Collected data entries:
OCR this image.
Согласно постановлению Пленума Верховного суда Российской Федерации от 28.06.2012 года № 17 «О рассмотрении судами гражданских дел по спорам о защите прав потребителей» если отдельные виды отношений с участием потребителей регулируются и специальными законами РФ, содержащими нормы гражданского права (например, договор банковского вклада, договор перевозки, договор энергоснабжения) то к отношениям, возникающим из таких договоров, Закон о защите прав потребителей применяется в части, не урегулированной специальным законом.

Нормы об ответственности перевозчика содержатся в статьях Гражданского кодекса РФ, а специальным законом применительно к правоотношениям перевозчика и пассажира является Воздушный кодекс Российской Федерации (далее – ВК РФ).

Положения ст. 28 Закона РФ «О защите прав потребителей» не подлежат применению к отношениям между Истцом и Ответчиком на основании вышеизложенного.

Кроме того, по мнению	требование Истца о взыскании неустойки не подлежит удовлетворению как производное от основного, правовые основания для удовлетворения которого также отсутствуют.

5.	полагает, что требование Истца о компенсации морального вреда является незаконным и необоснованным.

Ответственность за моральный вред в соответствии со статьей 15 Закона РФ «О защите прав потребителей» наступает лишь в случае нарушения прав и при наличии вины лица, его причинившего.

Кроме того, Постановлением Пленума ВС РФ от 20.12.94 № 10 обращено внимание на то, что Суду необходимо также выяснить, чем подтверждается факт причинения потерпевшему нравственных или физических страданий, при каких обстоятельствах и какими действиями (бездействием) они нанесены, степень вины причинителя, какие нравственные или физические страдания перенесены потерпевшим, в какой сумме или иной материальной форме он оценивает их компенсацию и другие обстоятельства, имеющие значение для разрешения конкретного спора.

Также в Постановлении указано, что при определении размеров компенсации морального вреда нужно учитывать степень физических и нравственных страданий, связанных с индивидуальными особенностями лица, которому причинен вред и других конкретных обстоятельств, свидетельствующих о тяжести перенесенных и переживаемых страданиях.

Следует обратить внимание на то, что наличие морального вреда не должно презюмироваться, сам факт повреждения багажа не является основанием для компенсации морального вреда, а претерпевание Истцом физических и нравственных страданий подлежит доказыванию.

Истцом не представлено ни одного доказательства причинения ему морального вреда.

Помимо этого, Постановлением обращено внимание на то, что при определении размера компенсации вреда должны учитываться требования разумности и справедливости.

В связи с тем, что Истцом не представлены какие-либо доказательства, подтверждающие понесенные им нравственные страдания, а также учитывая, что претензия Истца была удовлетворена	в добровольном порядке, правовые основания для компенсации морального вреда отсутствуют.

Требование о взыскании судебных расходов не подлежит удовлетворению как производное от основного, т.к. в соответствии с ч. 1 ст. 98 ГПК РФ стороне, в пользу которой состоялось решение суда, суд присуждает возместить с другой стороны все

Challenge: Return all the data exactly as given.

Solution for this exercise:
OCR this image.
Согласно постановлению Пленума Верховного суда Российской Федерации от 28.06.2012 года № 17 «О рассмотрении судами гражданских дел по спорам о защите прав потребителей» если отдельные виды отношений с участием потребителей регулируются и специальными законами РФ, содержащими нормы гражданского права (например, договор банковского вклада, договор перевозки, договор энергоснабжения) то к отношениям, возникающим из таких договоров, Закон о защите прав потребителей применяется в части, не урегулированной специальным законом.

Нормы об ответственности перевозчика содержатся в статьях Гражданского кодекса РФ, а специальным законом применительно к правоотношениям перевозчика и пассажира является Воздушный кодекс Российской Федерации (далее – ВК РФ).

Положения ст. 28 Закона РФ «О защите прав потребителей» не подлежат применению к отношениям между Истцом и Ответчиком на основании вышеизложенного.

Кроме того, по мнению	требование Истца о взыскании неустойки не подлежит удовлетворению как производное от основного, правовые основания для удовлетворения которого также отсутствуют.

5.	полагает, что требование Истца о компенсации морального вреда является незаконным и необоснованным.

Ответственность за моральный вред в соответствии со статьей 15 Закона РФ «О защите прав потребителей» наступает лишь в случае нарушения прав и при наличии вины лица, его причинившего.

Кроме того, Постановлением Пленума ВС РФ от 20.12.94 № 10 обращено внимание на то, что Суду необходимо также выяснить, чем подтверждается факт причинения потерпевшему нравственных или физических страданий, при каких обстоятельствах и какими действиями (бездействием) они нанесены, степень вины причинителя, какие нравственные или физические страдания перенесены потерпевшим, в какой сумме или иной материальной форме он оценивает их компенсацию и другие обстоятельства, имеющие значение для разрешения конкретного спора.

Также в Постановлении указано, что при определении размеров компенсации морального вреда нужно учитывать степень физических и нравственных страданий, связанных с индивидуальными особенностями лица, которому причинен вред и других конкретных обстоятельств, свидетельствующих о тяжести перенесенных и переживаемых страданиях.

Следует обратить внимание на то, что наличие морального вреда не должно презюмироваться, сам факт повреждения багажа не является основанием для компенсации морального вреда, а претерпевание Истцом физических и нравственных страданий подлежит доказыванию.

Истцом не представлено ни одного доказательства причинения ему морального вреда.

Помимо этого, Постановлением обращено внимание на то, что при определении размера компенсации вреда должны учитываться требования разумности и справедливости.

В связи с тем, что Истцом не представлены какие-либо доказательства, подтверждающие понесенные им нравственные страдания, а также учитывая, что претензия Истца была удовлетворена	в добровольном порядке, правовые основания для компенсации морального вреда отсутствуют.

Требование о взыскании судебных расходов не подлежит удовлетворению как производное от основного, т.к. в соответствии с ч. 1 ст. 98 ГПК РФ стороне, в пользу которой состоялось решение суда, суд присуждает возместить с другой стороны все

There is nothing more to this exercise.